Produce a word-for-word copy of the listing below without its pictures.

━━━━━━━━━━━━━━━━━━━━

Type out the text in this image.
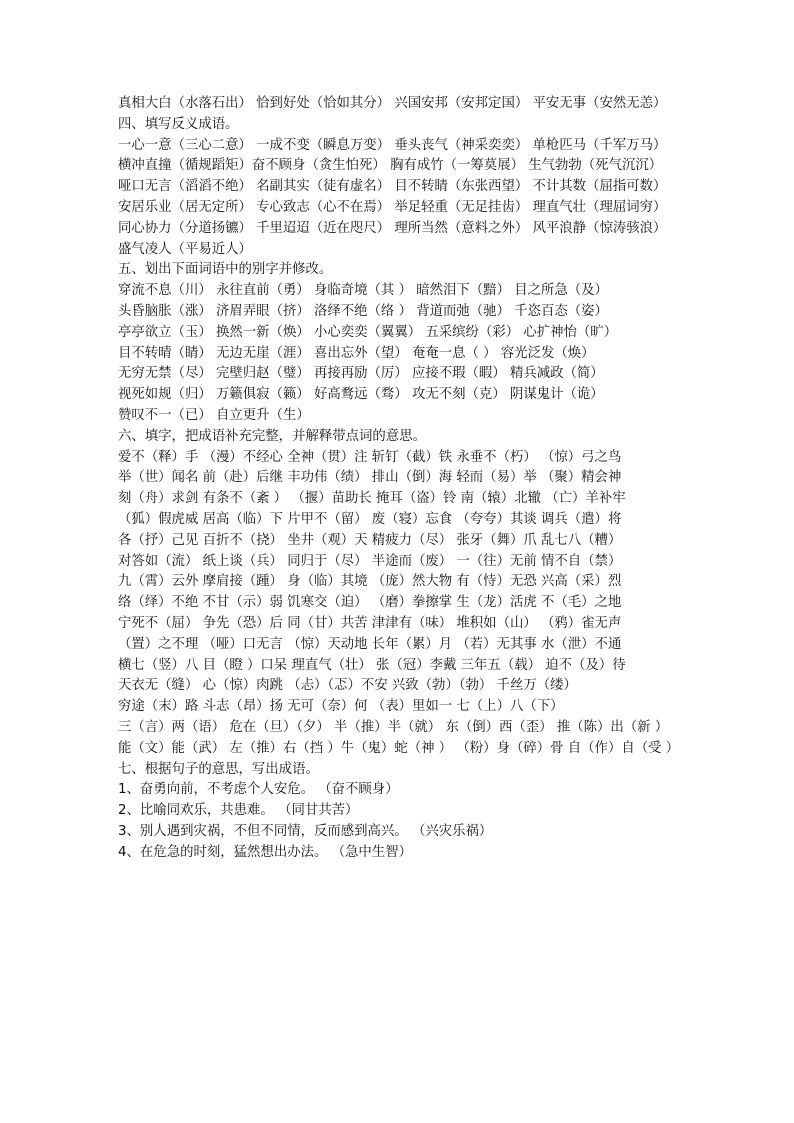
真相大白（水落石出） 恰到好处（恰如其分） 兴国安邦（安邦定国） 平安无事（安然无恙）

四、填写反义成语。

一心一意（三心二意） 一成不变（瞬息万变） 垂头丧气（神采奕奕） 单枪匹马（千军万马）

横冲直撞（循规蹈矩）奋不顾身（贪生怕死） 胸有成竹（一筹莫展） 生气勃勃（死气沉沉）

哑口无言（滔滔不绝） 名副其实（徒有虚名） 目不转睛（东张西望） 不计其数（屈指可数）

安居乐业（居无定所） 专心致志（心不在焉） 举足轻重（无足挂齿） 理直气壮（理屈词穷）

同心协力（分道扬镳） 千里迢迢（近在咫尺） 理所当然（意料之外） 风平浪静（惊涛骇浪）

盛气凌人（平易近人）

五、划出下面词语中的别字并修改。

穿流不息（川） 永往直前（勇） 身临奇境（其 ） 暗然泪下（黯） 目之所急（及）

头昏脑胀（涨） 济眉弄眼（挤） 洛绎不绝（络 ） 背道而弛（驰） 千恣百态（姿）

亭亭欲立（玉） 换然一新（焕） 小心奕奕（翼翼） 五采缤纷（彩） 心扩神怡（旷）

目不转晴（睛） 无边无崖（涯） 喜出忘外（望） 奄奄一息（ ） 容光泛发（焕）

无穷无禁（尽） 完壁归赵（璧） 再接再励（厉） 应接不瑕（暇） 精兵减政（简）

视死如规（归） 万籁俱寂（籁） 好高鹜远（骛） 攻无不刻（克） 阴谋鬼计（诡）

赞叹不一（已） 自立更升（生）

六、填字，把成语补充完整，并解释带点词的意思。

爱不（释）手 （漫）不经心 全神（贯）注 斩钉（截）铁 永垂不（朽） （惊）弓之鸟

举（世）闻名 前（赴）后继 丰功伟（绩） 排山（倒）海 轻而（易）举 （聚）精会神

刻（舟）求剑 有条不（紊 ） （揠）苗助长 掩耳（盗）铃 南（辕）北辙 （亡）羊补牢

（狐）假虎威 居高（临）下 片甲不（留） 废（寝）忘食 （夸夸）其谈 调兵（遣）将

各（抒）己见 百折不（挠） 坐井（观）天 精疲力（尽） 张牙（舞）爪 乱七八（糟）

对答如（流） 纸上谈（兵） 同归于（尽） 半途而（废） 一（往）无前 情不自（禁）

九（霄）云外 摩肩接（踵） 身（临）其境 （庞）然大物 有（恃）无恐 兴高（采）烈

络（绎）不绝 不甘（示）弱 饥寒交（迫） （磨）拳擦掌 生（龙）活虎 不（毛）之地

宁死不（屈） 争先（恐）后 同（甘）共苦 津津有（味） 堆积如（山） （鸦）雀无声

（置）之不理 （哑）口无言 （惊）天动地 长年（累）月 （若）无其事 水（泄）不通

横七（竖）八 目（瞪 ）口呆 理直气（壮） 张（冠）李戴 三年五（载） 迫不（及）待

天衣无（缝） 心（惊）肉跳 （忐）（忑）不安 兴致（勃）（勃） 千丝万（缕）

穷途（末）路 斗志（昂）扬 无可（奈）何 （表）里如一 七（上）八（下）

三（言）两（语） 危在（旦）（夕） 半（推）半（就） 东（倒）西（歪） 推（陈）出（新 ）

能（文）能（武） 左（推）右（挡 ）牛（鬼）蛇（神 ） （粉）身（碎）骨 自（作）自（受 ）

七、根据句子的意思，写出成语。

1、奋勇向前，不考虑个人安危。 （奋不顾身）

2、比喻同欢乐，共患难。 （同甘共苦）

3、别人遇到灾祸，不但不同情，反而感到高兴。 （兴灾乐祸）

4、在危急的时刻，猛然想出办法。 （急中生智）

━━━━━━━━━━━━━━━━━━━━

→ **Worked answer**
Type out the text in this image.
真相大白（水落石出） 恰到好处（恰如其分） 兴国安邦（安邦定国） 平安无事（安然无恙）

四、填写反义成语。

一心一意（三心二意） 一成不变（瞬息万变） 垂头丧气（神采奕奕） 单枪匹马（千军万马）

横冲直撞（循规蹈矩）奋不顾身（贪生怕死） 胸有成竹（一筹莫展） 生气勃勃（死气沉沉）

哑口无言（滔滔不绝） 名副其实（徒有虚名） 目不转睛（东张西望） 不计其数（屈指可数）

安居乐业（居无定所） 专心致志（心不在焉） 举足轻重（无足挂齿） 理直气壮（理屈词穷）

同心协力（分道扬镳） 千里迢迢（近在咫尺） 理所当然（意料之外） 风平浪静（惊涛骇浪）

盛气凌人（平易近人）

五、划出下面词语中的别字并修改。

穿流不息（川） 永往直前（勇） 身临奇境（其 ） 暗然泪下（黯） 目之所急（及）

头昏脑胀（涨） 济眉弄眼（挤） 洛绎不绝（络 ） 背道而弛（驰） 千恣百态（姿）

亭亭欲立（玉） 换然一新（焕） 小心奕奕（翼翼） 五采缤纷（彩） 心扩神怡（旷）

目不转晴（睛） 无边无崖（涯） 喜出忘外（望） 奄奄一息（ ） 容光泛发（焕）

无穷无禁（尽） 完壁归赵（璧） 再接再励（厉） 应接不瑕（暇） 精兵减政（简）

视死如规（归） 万籁俱寂（籁） 好高鹜远（骛） 攻无不刻（克） 阴谋鬼计（诡）

赞叹不一（已） 自立更升（生）

六、填字，把成语补充完整，并解释带点词的意思。

爱不（释）手 （漫）不经心 全神（贯）注 斩钉（截）铁 永垂不（朽） （惊）弓之鸟

举（世）闻名 前（赴）后继 丰功伟（绩） 排山（倒）海 轻而（易）举 （聚）精会神

刻（舟）求剑 有条不（紊 ） （揠）苗助长 掩耳（盗）铃 南（辕）北辙 （亡）羊补牢

（狐）假虎威 居高（临）下 片甲不（留） 废（寝）忘食 （夸夸）其谈 调兵（遣）将

各（抒）己见 百折不（挠） 坐井（观）天 精疲力（尽） 张牙（舞）爪 乱七八（糟）

对答如（流） 纸上谈（兵） 同归于（尽） 半途而（废） 一（往）无前 情不自（禁）

九（霄）云外 摩肩接（踵） 身（临）其境 （庞）然大物 有（恃）无恐 兴高（采）烈

络（绎）不绝 不甘（示）弱 饥寒交（迫） （磨）拳擦掌 生（龙）活虎 不（毛）之地

宁死不（屈） 争先（恐）后 同（甘）共苦 津津有（味） 堆积如（山） （鸦）雀无声

（置）之不理 （哑）口无言 （惊）天动地 长年（累）月 （若）无其事 水（泄）不通

横七（竖）八 目（瞪 ）口呆 理直气（壮） 张（冠）李戴 三年五（载） 迫不（及）待

天衣无（缝） 心（惊）肉跳 （忐）（忑）不安 兴致（勃）（勃） 千丝万（缕）

穷途（末）路 斗志（昂）扬 无可（奈）何 （表）里如一 七（上）八（下）

三（言）两（语） 危在（旦）（夕） 半（推）半（就） 东（倒）西（歪） 推（陈）出（新 ）

能（文）能（武） 左（推）右（挡 ）牛（鬼）蛇（神 ） （粉）身（碎）骨 自（作）自（受 ）

七、根据句子的意思，写出成语。

1、奋勇向前，不考虑个人安危。 （奋不顾身）

2、比喻同欢乐，共患难。 （同甘共苦）

3、别人遇到灾祸，不但不同情，反而感到高兴。 （兴灾乐祸）

4、在危急的时刻，猛然想出办法。 （急中生智）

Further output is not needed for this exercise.